_GIVEN REQUEST_. Your task is to quote the material that follows, in full and exactly.

_TASK DATA_.

-- Begin --

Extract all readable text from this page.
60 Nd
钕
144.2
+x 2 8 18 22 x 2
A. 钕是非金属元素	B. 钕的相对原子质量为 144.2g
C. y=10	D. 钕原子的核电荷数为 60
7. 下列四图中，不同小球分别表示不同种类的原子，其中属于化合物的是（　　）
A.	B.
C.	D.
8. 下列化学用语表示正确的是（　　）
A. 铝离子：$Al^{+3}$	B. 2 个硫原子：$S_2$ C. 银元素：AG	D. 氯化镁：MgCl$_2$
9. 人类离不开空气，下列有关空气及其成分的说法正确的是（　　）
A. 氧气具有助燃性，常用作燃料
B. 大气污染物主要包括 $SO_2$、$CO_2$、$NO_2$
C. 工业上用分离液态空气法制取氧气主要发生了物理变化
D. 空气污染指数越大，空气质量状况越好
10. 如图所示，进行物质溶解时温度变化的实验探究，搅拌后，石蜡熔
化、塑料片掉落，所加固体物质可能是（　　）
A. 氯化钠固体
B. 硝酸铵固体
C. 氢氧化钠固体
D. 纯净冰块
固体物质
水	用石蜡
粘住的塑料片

-- End --

_SOLUTION TO THIS PROBLEM_.
Extract all readable text from this page.
60 Nd
钕
144.2
+x 2 8 18 22 x 2
A. 钕是非金属元素	B. 钕的相对原子质量为 144.2g
C. y=10	D. 钕原子的核电荷数为 60
7. 下列四图中，不同小球分别表示不同种类的原子，其中属于化合物的是（　　）
A.	B.
C.	D.
8. 下列化学用语表示正确的是（　　）
A. 铝离子：$Al^{+3}$	B. 2 个硫原子：$S_2$ C. 银元素：AG	D. 氯化镁：MgCl$_2$
9. 人类离不开空气，下列有关空气及其成分的说法正确的是（　　）
A. 氧气具有助燃性，常用作燃料
B. 大气污染物主要包括 $SO_2$、$CO_2$、$NO_2$
C. 工业上用分离液态空气法制取氧气主要发生了物理变化
D. 空气污染指数越大，空气质量状况越好
10. 如图所示，进行物质溶解时温度变化的实验探究，搅拌后，石蜡熔
化、塑料片掉落，所加固体物质可能是（　　）
A. 氯化钠固体
B. 硝酸铵固体
C. 氢氧化钠固体
D. 纯净冰块
固体物质
水	用石蜡
粘住的塑料片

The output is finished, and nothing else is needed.